_SHORT EXERCISE:_
Keep the pictures out of the copy and print all the entries below exactly.

_DATASET CONTENT:_
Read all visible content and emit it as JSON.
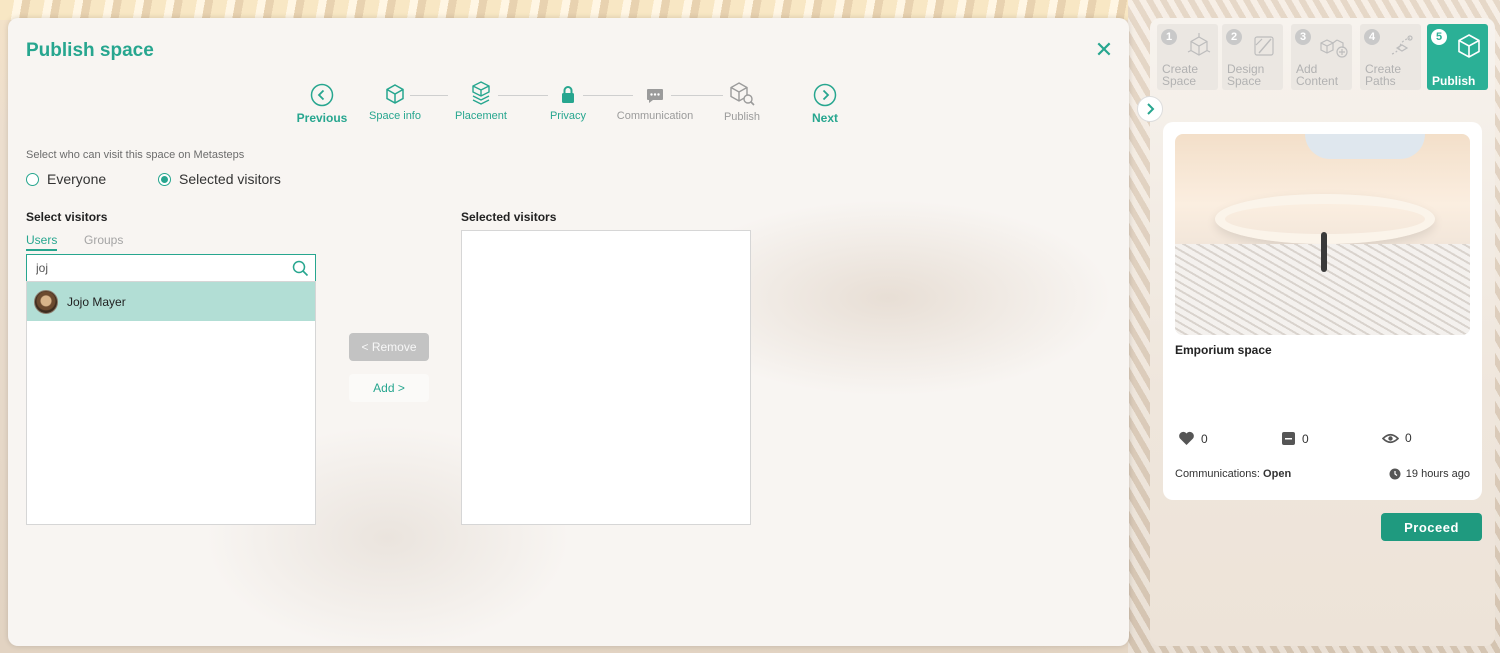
{
  "modal": {
    "title": "Publish space",
    "stepper": {
      "previous": "Previous",
      "next": "Next",
      "steps": [
        "Space info",
        "Placement",
        "Privacy",
        "Communication",
        "Publish"
      ]
    },
    "visit_label": "Select who can visit this space on Metasteps",
    "radios": {
      "everyone": "Everyone",
      "selected": "Selected visitors",
      "selected_value": "Selected visitors"
    },
    "select_visitors": {
      "label": "Select visitors",
      "tabs": [
        "Users",
        "Groups"
      ],
      "active_tab": "Users",
      "search_value": "joj",
      "results": [
        {
          "name": "Jojo Mayer"
        }
      ]
    },
    "selected_visitors": {
      "label": "Selected visitors",
      "items": []
    },
    "buttons": {
      "remove": "< Remove",
      "add": "Add >"
    }
  },
  "wizard": {
    "steps": [
      {
        "num": "1",
        "line1": "Create",
        "line2": "Space"
      },
      {
        "num": "2",
        "line1": "Design",
        "line2": "Space"
      },
      {
        "num": "3",
        "line1": "Add",
        "line2": "Content"
      },
      {
        "num": "4",
        "line1": "Create",
        "line2": "Paths"
      },
      {
        "num": "5",
        "line1": "Publish",
        "line2": ""
      }
    ],
    "active": "5"
  },
  "card": {
    "title": "Emporium space",
    "likes": "0",
    "comments": "0",
    "views": "0",
    "communications_label": "Communications:",
    "communications_value": "Open",
    "time": "19 hours ago"
  },
  "proceed": "Proceed",
  "colors": {
    "accent": "#27a68f",
    "proceed": "#1f9a7f",
    "selected_row": "#b2ded5"
  }
}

_EXERCISE RESPONSE:_
Read all visible content and emit it as JSON.
{
  "modal": {
    "title": "Publish space",
    "stepper": {
      "previous": "Previous",
      "next": "Next",
      "steps": [
        "Space info",
        "Placement",
        "Privacy",
        "Communication",
        "Publish"
      ]
    },
    "visit_label": "Select who can visit this space on Metasteps",
    "radios": {
      "everyone": "Everyone",
      "selected": "Selected visitors",
      "selected_value": "Selected visitors"
    },
    "select_visitors": {
      "label": "Select visitors",
      "tabs": [
        "Users",
        "Groups"
      ],
      "active_tab": "Users",
      "search_value": "joj",
      "results": [
        {
          "name": "Jojo Mayer"
        }
      ]
    },
    "selected_visitors": {
      "label": "Selected visitors",
      "items": []
    },
    "buttons": {
      "remove": "< Remove",
      "add": "Add >"
    }
  },
  "wizard": {
    "steps": [
      {
        "num": "1",
        "line1": "Create",
        "line2": "Space"
      },
      {
        "num": "2",
        "line1": "Design",
        "line2": "Space"
      },
      {
        "num": "3",
        "line1": "Add",
        "line2": "Content"
      },
      {
        "num": "4",
        "line1": "Create",
        "line2": "Paths"
      },
      {
        "num": "5",
        "line1": "Publish",
        "line2": ""
      }
    ],
    "active": "5"
  },
  "card": {
    "title": "Emporium space",
    "likes": "0",
    "comments": "0",
    "views": "0",
    "communications_label": "Communications:",
    "communications_value": "Open",
    "time": "19 hours ago"
  },
  "proceed": "Proceed",
  "colors": {
    "accent": "#27a68f",
    "proceed": "#1f9a7f",
    "selected_row": "#b2ded5"
  }
}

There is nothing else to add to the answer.